What the exercise asks -
Work out the number of lines with "label" in them. Reply with that number and no other words.

Items from a data source:

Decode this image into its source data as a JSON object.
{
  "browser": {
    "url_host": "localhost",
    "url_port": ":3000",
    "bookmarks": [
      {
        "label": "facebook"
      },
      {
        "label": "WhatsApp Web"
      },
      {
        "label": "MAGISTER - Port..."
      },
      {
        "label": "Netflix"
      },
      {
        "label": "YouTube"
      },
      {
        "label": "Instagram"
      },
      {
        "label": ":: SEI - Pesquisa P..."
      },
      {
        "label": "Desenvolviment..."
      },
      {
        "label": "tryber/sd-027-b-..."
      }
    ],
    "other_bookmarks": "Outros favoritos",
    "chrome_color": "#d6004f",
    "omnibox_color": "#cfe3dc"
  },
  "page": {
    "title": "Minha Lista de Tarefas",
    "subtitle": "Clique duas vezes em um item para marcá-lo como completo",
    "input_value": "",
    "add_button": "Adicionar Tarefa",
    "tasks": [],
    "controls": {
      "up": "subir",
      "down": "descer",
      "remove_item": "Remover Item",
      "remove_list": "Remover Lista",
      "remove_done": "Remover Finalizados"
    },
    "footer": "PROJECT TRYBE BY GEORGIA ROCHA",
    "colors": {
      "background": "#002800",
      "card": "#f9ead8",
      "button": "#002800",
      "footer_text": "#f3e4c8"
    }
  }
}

Task output -
9